= Teks Hasil Ekstraksi =
■ ■ ■ ■ ■ ■ ■

Tujuhdetiknews.com – Proyek Rehabilitasi Kanal Banjir di Jalan Tanggul Cendana, Kelurahan Alliritengae, Kabupaten Maros, menuai sorotan tajam dari aktivis LSM. Proyek yang dibiayai melalui Dana Kelurahan sebesar Rp 185.644.655,83 tersebut dinilai berpotensi menyalahi aturan kewenangan dan mendesak Kejaksaan Negeri (Kejari) Maros untuk segera turun tangan melakukan penyelidikan.
Aktivis Lembaga Monitoring Kinerja Aparatur Negara (LEMKIRA) Indonesia, Ismail Tantu, mengungkapkan bahwa lokasi pelaksanaan proyek peninggian jalan beton tersebut pada hakikatnya merupakan akses jalan kabupaten yang menjadi wewenang penuh Dinas Pekerjaan Umum dan Penataan Ruang (PUPR) Kabupaten Maros, khususnya Bidang Bina Marga.
“Dana Kelurahan secara regulasi dan ketentuan yang berlaku tidak boleh digunakan untuk membangun atau memperbaiki jalan beton yang berstatus sebagai jalan kabupaten. Penggunaan Dana Kelurahan yang bersumber dari APBD dialokasikan khusus untuk pembangunan sarana dan prasarana skala lokal kelurahan serta pemberdayaan masyarakat, seperti jalan lingkungan atau gang sempit, bukan jalan dengan status kewenangan kabupaten,” tegas Ismail Tantu.
Ia menjelaskan bahwa penanganan jalan kabupaten merupakan tanggung jawab penuh Pemerintah Kabupaten melalui alokasi APBD di Dinas PU. Sementara itu, tingkat kelurahan hanya berwenang menangani fasilitas skala lingkungan berdasarkan hasil Musyawarah Perencanaan Pembangunan (Musrenbang).

■ ■ ■ ■ ■ ■ ■

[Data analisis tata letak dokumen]

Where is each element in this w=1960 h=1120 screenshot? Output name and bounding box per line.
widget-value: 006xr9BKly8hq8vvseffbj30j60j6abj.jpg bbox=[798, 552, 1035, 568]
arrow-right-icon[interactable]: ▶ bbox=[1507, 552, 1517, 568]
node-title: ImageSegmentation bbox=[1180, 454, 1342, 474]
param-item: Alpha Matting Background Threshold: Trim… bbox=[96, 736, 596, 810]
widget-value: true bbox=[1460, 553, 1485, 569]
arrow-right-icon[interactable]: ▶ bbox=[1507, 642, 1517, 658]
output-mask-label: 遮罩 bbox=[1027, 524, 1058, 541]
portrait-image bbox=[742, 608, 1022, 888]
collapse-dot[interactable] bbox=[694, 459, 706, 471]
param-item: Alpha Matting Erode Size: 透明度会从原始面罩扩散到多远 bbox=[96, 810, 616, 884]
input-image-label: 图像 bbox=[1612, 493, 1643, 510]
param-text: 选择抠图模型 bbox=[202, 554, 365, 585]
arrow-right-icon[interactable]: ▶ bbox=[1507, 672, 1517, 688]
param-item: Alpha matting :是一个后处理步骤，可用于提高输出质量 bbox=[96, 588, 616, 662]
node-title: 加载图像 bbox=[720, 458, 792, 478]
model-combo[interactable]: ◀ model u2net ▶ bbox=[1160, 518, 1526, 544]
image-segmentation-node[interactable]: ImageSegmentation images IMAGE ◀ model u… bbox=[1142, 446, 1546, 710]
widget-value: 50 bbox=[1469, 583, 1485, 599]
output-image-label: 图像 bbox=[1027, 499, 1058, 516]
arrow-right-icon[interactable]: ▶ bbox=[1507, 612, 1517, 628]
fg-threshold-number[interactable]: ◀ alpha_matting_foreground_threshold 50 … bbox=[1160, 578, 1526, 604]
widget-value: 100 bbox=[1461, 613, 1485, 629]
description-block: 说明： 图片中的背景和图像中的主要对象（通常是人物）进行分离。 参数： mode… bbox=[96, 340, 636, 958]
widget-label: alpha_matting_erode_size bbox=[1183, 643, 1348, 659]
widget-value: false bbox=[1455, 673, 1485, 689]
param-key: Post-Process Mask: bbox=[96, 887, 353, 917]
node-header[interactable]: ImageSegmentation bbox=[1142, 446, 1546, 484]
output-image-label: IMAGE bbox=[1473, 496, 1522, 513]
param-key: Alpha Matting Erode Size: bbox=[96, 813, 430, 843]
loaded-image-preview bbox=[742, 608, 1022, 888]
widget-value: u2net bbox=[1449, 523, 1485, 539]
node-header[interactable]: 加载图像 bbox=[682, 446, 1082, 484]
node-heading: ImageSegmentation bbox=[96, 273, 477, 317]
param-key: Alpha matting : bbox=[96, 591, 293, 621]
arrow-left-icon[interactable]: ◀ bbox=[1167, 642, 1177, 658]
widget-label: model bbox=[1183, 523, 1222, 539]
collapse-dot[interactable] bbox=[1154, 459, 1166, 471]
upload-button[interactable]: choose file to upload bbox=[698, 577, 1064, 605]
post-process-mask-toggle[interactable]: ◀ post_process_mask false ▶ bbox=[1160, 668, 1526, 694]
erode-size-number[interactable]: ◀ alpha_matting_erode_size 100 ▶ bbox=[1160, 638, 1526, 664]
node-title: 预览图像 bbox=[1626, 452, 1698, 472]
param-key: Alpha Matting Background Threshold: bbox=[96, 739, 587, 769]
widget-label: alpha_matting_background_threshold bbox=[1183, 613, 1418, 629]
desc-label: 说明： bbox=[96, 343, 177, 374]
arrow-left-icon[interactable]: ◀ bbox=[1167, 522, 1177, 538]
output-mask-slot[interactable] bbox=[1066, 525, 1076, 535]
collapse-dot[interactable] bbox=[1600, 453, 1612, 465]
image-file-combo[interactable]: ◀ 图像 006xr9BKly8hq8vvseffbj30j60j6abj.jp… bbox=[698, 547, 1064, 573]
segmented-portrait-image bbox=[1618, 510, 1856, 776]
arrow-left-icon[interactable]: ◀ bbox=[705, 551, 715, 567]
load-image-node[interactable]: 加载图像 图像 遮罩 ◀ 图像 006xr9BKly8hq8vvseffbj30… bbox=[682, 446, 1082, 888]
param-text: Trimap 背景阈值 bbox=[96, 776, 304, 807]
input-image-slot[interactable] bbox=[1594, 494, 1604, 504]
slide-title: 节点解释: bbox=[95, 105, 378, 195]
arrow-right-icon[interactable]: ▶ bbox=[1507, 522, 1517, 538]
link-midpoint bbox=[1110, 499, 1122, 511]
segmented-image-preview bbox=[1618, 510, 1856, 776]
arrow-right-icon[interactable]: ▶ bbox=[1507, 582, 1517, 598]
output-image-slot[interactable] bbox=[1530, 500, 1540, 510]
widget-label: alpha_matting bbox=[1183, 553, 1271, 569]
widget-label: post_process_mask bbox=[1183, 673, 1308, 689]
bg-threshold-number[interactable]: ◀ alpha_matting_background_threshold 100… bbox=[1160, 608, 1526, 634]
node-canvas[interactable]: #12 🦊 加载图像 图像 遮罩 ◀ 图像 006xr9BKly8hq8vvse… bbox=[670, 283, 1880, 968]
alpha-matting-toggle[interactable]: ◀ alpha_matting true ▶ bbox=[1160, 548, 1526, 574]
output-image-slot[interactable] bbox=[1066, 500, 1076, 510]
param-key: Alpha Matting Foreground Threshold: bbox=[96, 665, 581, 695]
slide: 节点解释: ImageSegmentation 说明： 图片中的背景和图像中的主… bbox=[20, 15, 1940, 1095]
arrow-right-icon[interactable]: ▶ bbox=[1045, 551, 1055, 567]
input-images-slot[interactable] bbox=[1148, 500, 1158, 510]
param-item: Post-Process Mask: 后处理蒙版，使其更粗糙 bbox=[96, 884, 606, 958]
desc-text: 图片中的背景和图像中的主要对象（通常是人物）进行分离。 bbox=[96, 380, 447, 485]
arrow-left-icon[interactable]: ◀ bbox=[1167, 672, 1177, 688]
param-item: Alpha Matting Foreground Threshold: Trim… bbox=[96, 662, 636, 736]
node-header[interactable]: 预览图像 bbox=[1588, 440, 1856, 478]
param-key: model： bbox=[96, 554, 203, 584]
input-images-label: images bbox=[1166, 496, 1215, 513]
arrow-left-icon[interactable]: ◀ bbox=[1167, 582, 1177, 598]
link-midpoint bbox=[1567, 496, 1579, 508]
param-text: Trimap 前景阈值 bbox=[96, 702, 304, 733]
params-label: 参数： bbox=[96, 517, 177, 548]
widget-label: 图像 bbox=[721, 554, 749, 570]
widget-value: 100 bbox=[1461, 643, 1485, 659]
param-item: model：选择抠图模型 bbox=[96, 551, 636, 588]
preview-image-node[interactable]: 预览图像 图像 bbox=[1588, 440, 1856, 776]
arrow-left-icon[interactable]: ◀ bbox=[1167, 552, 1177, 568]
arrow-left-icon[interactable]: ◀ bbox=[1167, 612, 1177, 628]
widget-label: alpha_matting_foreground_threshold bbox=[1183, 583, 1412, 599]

■ ■ ■ ■ ■ ■ ■

= Memakai Informasi =
1. Tuliskan kembali bagian teks berita itu tanpa perubahan, mulai dari "Tujuhdetiknews.com – Proyek" dan berakhir pada "tangan melakukan penyelidikan.".
2. Ringkas paragraf teks berita yang diawali "Ia menjelaskan bahwa penanganan jalan kabupaten" menjadi satu kalimat tanpa menghilangkan fakta pokoknya.
3. Menurut teks berita itu, berapa besar Dana Kelurahan yang membiayai proyek rehabilitasi kanal banjir tersebut?

= Pembahasan Soal =
1.
Tujuhdetiknews.com – Proyek Rehabilitasi Kanal Banjir di Jalan Tanggul Cendana, Kelurahan Alliritengae, Kabupaten Maros, menuai sorotan tajam dari aktivis LSM. Proyek yang dibiayai melalui Dana Kelurahan sebesar Rp 185.644.655,83 tersebut dinilai berpotensi menyalahi aturan kewenangan dan mendesak Kejaksaan Negeri (Kejari) Maros untuk segera turun tangan melakukan penyelidikan.

2. Jalan kabupaten sepenuhnya ditangani Pemerintah Kabupaten melalui APBD di Dinas PU, sedangkan kelurahan hanya berwenang menangani fasilitas skala lingkungan berdasarkan hasil Musrenbang.

3. Rp 185.644.655,83